▶ **Work instructions**:
[A] In the DBpedia mailing list message, which people are addressed by name in a greeting or a question?
[B] In the DBpedia mailing list message, replace "neat" with "useful" and write out the passage from "2013/4/15 Pablo N." up to and including "for encoding/decoding URIs.".

▶ **Passage shown**:
------------------------------------

Re: [Dbpedia-gsoc] Experience and thoughts for DBpedia Spotlight Ideas

Andrea Di Menna Mon, 15 Apr 2013 07:49:41 -0700

Hi Pablo,

there is already a DBpedia Core module actually:


https://github.com/dbpedia/extraction-framework/tree/master/core

Is that correct JC?

Cheers,
Andrea


2013/4/15 Pablo N. Mendes <[email protected]>

>
> Hi Jona,
> thanks! IIRC, we decided for not adding the DEF (DBpedia Extraction
> Framework) as a dependency to pignlproc in order to reduce the size of the
> jar that has to be shipped to each hadoop node. So I think somebody just
> snagged the code into our codebase.
>
> It would be very neat if these reusable classes would be somehow separated
> into a "DBpedia Core" module that could be imported by any project that
> depends on DBpedia. We also use the similar Disambiguation class, and the
> WikiUtil for encoding/decoding URIs.

------------------------------------

▶ **Data supplied**:

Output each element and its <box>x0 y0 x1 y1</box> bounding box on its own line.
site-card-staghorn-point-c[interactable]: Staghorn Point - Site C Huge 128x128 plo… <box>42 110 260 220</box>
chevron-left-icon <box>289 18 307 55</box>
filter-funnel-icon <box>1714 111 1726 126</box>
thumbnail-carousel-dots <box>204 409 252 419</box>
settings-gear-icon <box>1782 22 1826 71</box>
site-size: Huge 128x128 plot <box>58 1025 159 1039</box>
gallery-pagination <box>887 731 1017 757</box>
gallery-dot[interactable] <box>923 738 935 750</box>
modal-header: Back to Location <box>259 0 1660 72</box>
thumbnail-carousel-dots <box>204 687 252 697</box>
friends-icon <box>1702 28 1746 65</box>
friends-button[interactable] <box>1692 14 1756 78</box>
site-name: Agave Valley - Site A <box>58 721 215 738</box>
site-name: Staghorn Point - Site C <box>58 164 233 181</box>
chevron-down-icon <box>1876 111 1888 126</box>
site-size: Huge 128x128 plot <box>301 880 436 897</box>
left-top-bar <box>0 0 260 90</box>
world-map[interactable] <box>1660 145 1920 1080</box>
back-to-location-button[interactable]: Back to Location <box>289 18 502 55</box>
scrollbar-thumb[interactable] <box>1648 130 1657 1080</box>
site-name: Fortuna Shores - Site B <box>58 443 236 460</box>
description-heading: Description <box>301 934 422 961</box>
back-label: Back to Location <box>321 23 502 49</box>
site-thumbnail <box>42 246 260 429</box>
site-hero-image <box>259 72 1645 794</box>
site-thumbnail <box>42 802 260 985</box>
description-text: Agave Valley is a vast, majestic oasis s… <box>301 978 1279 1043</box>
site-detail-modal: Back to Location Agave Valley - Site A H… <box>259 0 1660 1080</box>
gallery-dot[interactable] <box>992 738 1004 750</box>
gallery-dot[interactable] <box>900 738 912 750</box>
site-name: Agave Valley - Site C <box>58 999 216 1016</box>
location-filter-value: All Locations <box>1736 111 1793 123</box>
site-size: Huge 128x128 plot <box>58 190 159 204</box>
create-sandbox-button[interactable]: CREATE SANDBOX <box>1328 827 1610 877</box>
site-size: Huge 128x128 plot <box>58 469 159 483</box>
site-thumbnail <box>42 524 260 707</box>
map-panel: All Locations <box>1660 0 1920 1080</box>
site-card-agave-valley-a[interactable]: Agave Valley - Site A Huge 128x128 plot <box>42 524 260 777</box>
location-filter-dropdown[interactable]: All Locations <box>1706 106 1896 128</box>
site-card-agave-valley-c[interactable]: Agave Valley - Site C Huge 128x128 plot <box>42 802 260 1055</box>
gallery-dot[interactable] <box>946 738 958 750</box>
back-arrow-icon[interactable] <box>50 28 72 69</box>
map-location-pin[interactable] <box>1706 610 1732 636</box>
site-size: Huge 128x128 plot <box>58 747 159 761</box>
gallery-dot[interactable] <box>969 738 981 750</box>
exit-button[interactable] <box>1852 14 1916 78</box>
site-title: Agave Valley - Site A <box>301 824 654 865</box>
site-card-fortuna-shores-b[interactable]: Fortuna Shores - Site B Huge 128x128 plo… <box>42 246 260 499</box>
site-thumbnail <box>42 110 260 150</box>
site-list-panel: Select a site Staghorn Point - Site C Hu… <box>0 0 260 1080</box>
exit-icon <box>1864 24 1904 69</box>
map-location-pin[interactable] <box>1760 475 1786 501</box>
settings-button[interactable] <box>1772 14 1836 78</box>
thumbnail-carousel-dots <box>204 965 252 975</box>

------------------------------------

▶ **Answers for this exercise**:
[A] Pablo, JC, Jona

[B]
2013/4/15 Pablo N. Mendes <[email protected]>

>
> Hi Jona,
> thanks! IIRC, we decided for not adding the DEF (DBpedia Extraction
> Framework) as a dependency to pignlproc in order to reduce the size of the
> jar that has to be shipped to each hadoop node. So I think somebody just
> snagged the code into our codebase.
>
> It would be very useful if these reusable classes would be somehow separated
> into a "DBpedia Core" module that could be imported by any project that
> depends on DBpedia. We also use the similar Disambiguation class, and the
> WikiUtil for encoding/decoding URIs.